▶ _What to work on_:
Select the lines that hold the word "应满足以下要求" and copy each one.

** BEGIN Rows **

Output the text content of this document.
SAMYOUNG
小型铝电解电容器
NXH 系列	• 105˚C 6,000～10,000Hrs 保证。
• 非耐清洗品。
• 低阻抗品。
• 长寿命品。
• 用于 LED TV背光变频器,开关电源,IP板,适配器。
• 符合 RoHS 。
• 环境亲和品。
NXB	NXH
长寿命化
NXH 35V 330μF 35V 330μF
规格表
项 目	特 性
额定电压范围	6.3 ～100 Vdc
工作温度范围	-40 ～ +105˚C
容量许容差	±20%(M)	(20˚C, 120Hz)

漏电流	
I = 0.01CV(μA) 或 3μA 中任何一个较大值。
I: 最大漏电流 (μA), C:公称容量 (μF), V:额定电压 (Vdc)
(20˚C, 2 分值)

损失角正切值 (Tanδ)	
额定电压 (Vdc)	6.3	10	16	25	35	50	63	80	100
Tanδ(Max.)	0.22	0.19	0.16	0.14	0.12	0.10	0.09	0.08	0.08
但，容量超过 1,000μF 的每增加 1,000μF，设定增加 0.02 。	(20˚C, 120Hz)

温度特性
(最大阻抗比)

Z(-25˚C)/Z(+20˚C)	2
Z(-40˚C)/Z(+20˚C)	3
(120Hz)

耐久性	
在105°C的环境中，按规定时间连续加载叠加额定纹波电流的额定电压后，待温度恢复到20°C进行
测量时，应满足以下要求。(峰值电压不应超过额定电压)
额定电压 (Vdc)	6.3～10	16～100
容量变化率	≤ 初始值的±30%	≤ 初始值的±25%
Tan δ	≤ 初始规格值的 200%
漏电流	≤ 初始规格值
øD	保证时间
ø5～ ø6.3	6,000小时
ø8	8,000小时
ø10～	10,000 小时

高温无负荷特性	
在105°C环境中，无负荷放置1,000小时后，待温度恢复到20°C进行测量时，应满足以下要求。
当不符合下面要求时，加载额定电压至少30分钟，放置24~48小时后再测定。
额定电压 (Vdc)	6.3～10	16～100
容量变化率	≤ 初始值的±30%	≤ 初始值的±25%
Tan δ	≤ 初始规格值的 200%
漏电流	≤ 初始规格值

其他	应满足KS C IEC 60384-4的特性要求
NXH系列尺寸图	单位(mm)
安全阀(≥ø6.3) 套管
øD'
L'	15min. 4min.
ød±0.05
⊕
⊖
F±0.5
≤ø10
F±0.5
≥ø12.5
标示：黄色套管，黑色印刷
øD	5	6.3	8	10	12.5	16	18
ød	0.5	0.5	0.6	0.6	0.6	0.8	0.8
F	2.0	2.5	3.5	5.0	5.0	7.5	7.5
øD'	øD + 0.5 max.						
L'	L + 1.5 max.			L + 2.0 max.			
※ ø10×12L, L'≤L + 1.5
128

** END Rows **

▶ _Response below_:
测量时，应满足以下要求。(峰值电压不应超过额定电压)
在105°C环境中，无负荷放置1,000小时后，待温度恢复到20°C进行测量时，应满足以下要求。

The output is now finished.